*WORK TO BE COMPLETED*. Every record should be written out exactly, please.

######

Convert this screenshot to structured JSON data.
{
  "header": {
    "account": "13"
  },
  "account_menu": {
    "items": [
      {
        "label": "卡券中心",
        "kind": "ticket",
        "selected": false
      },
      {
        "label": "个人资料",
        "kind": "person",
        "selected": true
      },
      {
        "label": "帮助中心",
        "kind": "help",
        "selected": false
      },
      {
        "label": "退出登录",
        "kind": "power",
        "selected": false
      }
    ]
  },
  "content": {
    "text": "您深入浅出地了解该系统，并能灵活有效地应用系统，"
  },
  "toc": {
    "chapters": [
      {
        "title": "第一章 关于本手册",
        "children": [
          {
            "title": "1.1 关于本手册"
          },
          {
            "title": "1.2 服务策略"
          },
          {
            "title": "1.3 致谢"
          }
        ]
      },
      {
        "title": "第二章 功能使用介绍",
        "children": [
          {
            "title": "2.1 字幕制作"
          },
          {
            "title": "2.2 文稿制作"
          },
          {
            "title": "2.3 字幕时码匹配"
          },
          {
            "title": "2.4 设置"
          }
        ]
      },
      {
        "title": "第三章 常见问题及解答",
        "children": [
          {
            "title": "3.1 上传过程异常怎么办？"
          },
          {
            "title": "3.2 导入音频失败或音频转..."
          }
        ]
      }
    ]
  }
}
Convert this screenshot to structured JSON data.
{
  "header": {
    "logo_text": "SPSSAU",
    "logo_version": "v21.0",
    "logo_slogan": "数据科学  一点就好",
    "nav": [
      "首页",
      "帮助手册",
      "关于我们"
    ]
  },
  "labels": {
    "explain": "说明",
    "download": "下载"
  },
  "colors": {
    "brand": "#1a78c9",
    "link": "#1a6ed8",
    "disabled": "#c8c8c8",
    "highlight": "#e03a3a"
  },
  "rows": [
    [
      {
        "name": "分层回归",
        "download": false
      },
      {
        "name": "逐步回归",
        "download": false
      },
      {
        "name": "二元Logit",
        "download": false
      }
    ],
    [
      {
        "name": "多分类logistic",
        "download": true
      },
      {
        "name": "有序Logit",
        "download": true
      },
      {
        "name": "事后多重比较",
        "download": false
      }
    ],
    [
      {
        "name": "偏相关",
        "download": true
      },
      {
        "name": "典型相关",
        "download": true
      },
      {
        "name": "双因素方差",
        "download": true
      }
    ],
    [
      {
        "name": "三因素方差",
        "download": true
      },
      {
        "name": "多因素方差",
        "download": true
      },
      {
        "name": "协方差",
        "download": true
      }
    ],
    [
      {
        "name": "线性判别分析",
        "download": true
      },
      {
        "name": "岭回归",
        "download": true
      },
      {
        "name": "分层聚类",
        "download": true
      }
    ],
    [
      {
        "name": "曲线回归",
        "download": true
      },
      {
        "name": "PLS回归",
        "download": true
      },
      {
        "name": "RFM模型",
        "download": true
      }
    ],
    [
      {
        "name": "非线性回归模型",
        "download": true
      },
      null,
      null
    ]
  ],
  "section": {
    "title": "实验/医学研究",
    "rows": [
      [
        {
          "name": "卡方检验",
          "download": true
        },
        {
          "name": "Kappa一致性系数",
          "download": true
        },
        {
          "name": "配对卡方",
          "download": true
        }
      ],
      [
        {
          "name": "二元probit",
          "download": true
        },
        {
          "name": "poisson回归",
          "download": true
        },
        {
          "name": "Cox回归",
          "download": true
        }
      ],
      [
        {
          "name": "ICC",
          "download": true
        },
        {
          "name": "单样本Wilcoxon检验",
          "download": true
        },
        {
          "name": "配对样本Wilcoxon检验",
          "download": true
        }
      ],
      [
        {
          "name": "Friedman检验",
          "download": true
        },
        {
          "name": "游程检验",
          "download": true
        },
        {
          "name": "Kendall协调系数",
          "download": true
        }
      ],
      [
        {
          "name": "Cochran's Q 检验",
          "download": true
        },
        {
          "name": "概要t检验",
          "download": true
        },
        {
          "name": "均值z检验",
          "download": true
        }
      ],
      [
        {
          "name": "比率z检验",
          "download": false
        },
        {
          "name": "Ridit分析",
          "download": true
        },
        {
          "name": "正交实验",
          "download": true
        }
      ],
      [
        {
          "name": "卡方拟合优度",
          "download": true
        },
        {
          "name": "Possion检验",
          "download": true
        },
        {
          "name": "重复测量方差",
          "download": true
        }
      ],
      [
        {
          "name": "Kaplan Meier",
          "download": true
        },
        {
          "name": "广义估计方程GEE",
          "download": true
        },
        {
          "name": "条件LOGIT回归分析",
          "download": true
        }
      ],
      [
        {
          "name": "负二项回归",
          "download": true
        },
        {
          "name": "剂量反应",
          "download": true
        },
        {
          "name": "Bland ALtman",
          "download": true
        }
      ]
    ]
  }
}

######

*SOLUTION TO THIS EXERCISE*.
Convert this screenshot to structured JSON data.
{
  "header": {
    "account": "13"
  },
  "account_menu": {
    "items": [
      {
        "label": "卡券中心",
        "kind": "ticket",
        "selected": false
      },
      {
        "label": "个人资料",
        "kind": "person",
        "selected": true
      },
      {
        "label": "帮助中心",
        "kind": "help",
        "selected": false
      },
      {
        "label": "退出登录",
        "kind": "power",
        "selected": false
      }
    ]
  },
  "content": {
    "text": "您深入浅出地了解该系统，并能灵活有效地应用系统，"
  },
  "toc": {
    "chapters": [
      {
        "title": "第一章 关于本手册",
        "children": [
          {
            "title": "1.1 关于本手册"
          },
          {
            "title": "1.2 服务策略"
          },
          {
            "title": "1.3 致谢"
          }
        ]
      },
      {
        "title": "第二章 功能使用介绍",
        "children": [
          {
            "title": "2.1 字幕制作"
          },
          {
            "title": "2.2 文稿制作"
          },
          {
            "title": "2.3 字幕时码匹配"
          },
          {
            "title": "2.4 设置"
          }
        ]
      },
      {
        "title": "第三章 常见问题及解答",
        "children": [
          {
            "title": "3.1 上传过程异常怎么办？"
          },
          {
            "title": "3.2 导入音频失败或音频转..."
          }
        ]
      }
    ]
  }
}
Convert this screenshot to structured JSON data.
{
  "header": {
    "logo_text": "SPSSAU",
    "logo_version": "v21.0",
    "logo_slogan": "数据科学  一点就好",
    "nav": [
      "首页",
      "帮助手册",
      "关于我们"
    ]
  },
  "labels": {
    "explain": "说明",
    "download": "下载"
  },
  "colors": {
    "brand": "#1a78c9",
    "link": "#1a6ed8",
    "disabled": "#c8c8c8",
    "highlight": "#e03a3a"
  },
  "rows": [
    [
      {
        "name": "分层回归",
        "download": false
      },
      {
        "name": "逐步回归",
        "download": false
      },
      {
        "name": "二元Logit",
        "download": false
      }
    ],
    [
      {
        "name": "多分类logistic",
        "download": true
      },
      {
        "name": "有序Logit",
        "download": true
      },
      {
        "name": "事后多重比较",
        "download": false
      }
    ],
    [
      {
        "name": "偏相关",
        "download": true
      },
      {
        "name": "典型相关",
        "download": true
      },
      {
        "name": "双因素方差",
        "download": true
      }
    ],
    [
      {
        "name": "三因素方差",
        "download": true
      },
      {
        "name": "多因素方差",
        "download": true
      },
      {
        "name": "协方差",
        "download": true
      }
    ],
    [
      {
        "name": "线性判别分析",
        "download": true
      },
      {
        "name": "岭回归",
        "download": true
      },
      {
        "name": "分层聚类",
        "download": true
      }
    ],
    [
      {
        "name": "曲线回归",
        "download": true
      },
      {
        "name": "PLS回归",
        "download": true
      },
      {
        "name": "RFM模型",
        "download": true
      }
    ],
    [
      {
        "name": "非线性回归模型",
        "download": true
      },
      null,
      null
    ]
  ],
  "section": {
    "title": "实验/医学研究",
    "rows": [
      [
        {
          "name": "卡方检验",
          "download": true
        },
        {
          "name": "Kappa一致性系数",
          "download": true
        },
        {
          "name": "配对卡方",
          "download": true
        }
      ],
      [
        {
          "name": "二元probit",
          "download": true
        },
        {
          "name": "poisson回归",
          "download": true
        },
        {
          "name": "Cox回归",
          "download": true
        }
      ],
      [
        {
          "name": "ICC",
          "download": true
        },
        {
          "name": "单样本Wilcoxon检验",
          "download": true
        },
        {
          "name": "配对样本Wilcoxon检验",
          "download": true
        }
      ],
      [
        {
          "name": "Friedman检验",
          "download": true
        },
        {
          "name": "游程检验",
          "download": true
        },
        {
          "name": "Kendall协调系数",
          "download": true
        }
      ],
      [
        {
          "name": "Cochran's Q 检验",
          "download": true
        },
        {
          "name": "概要t检验",
          "download": true
        },
        {
          "name": "均值z检验",
          "download": true
        }
      ],
      [
        {
          "name": "比率z检验",
          "download": false
        },
        {
          "name": "Ridit分析",
          "download": true
        },
        {
          "name": "正交实验",
          "download": true
        }
      ],
      [
        {
          "name": "卡方拟合优度",
          "download": true
        },
        {
          "name": "Possion检验",
          "download": true
        },
        {
          "name": "重复测量方差",
          "download": true
        }
      ],
      [
        {
          "name": "Kaplan Meier",
          "download": true
        },
        {
          "name": "广义估计方程GEE",
          "download": true
        },
        {
          "name": "条件LOGIT回归分析",
          "download": true
        }
      ],
      [
        {
          "name": "负二项回归",
          "download": true
        },
        {
          "name": "剂量反应",
          "download": true
        },
        {
          "name": "Bland ALtman",
          "download": true
        }
      ]
    ]
  }
}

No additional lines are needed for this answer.